• Text passage
******************************

Perhaps, but without asking the IE team or debugging the internal structures of 
each process, we can't really be sure one way or the other. Could even be a 
combination of all of them.

I suppose one of the MVPs based in NA could jump on the next IE MVP team chat - 
they are usually quite helpful in explaining how things work in IE. I usually 
can't be bothered because of the time zone differences between here and Seattle.

Cheers
Ken

From: Carl Houseman [mailto:[email protected]]
Sent: Friday, 20 March 2009 12:33 PM
To: NT System Admin Issues
Subject: RE: IE8 vs. IE7 memory consumption

I'd say the difference is the duplication overhead for running 9 iexplore.exe 
processes vs. 1 process.

******************************

• To-do list
**1)** In the email about IE8 and IE7 memory use, how many iexplore.exe processes does Carl Houseman compare against a single process?
**2)** Transcribe the email about IE8 and IE7 memory use from "I suppose one" to "vs. 1 process.".
The listing after this point comes from a separate source.

• Collected data
******************************

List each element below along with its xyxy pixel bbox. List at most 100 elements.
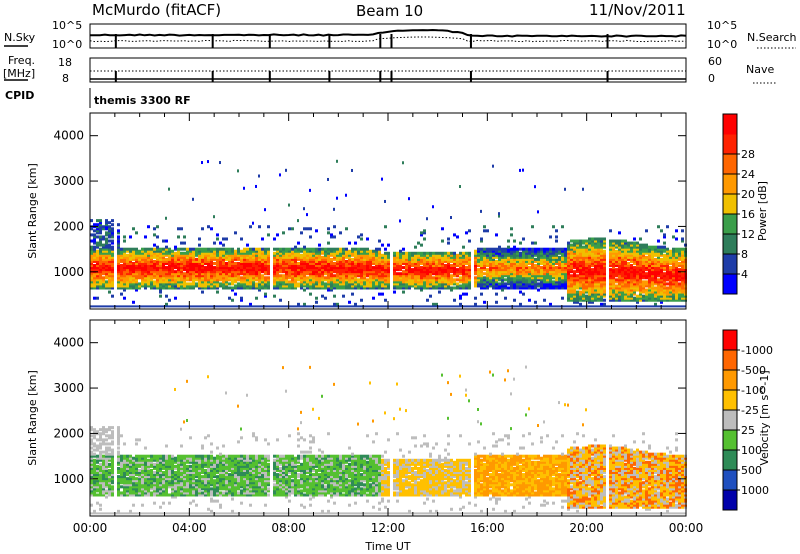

******************************

• Exercise responses
**1)** Nine.

**2)**
I suppose one of the MVPs based in NA could jump on the next IE MVP team chat - 
they are usually quite helpful in explaining how things work in IE. I usually 
can't be bothered because of the time zone differences between here and Seattle.

Cheers
Ken

From: Carl Houseman [mailto:[email protected]]
Sent: Friday, 20 March 2009 12:33 PM
To: NT System Admin Issues
Subject: RE: IE8 vs. IE7 memory consumption

I'd say the difference is the duplication overhead for running 9 iexplore.exe 
processes vs. 1 process.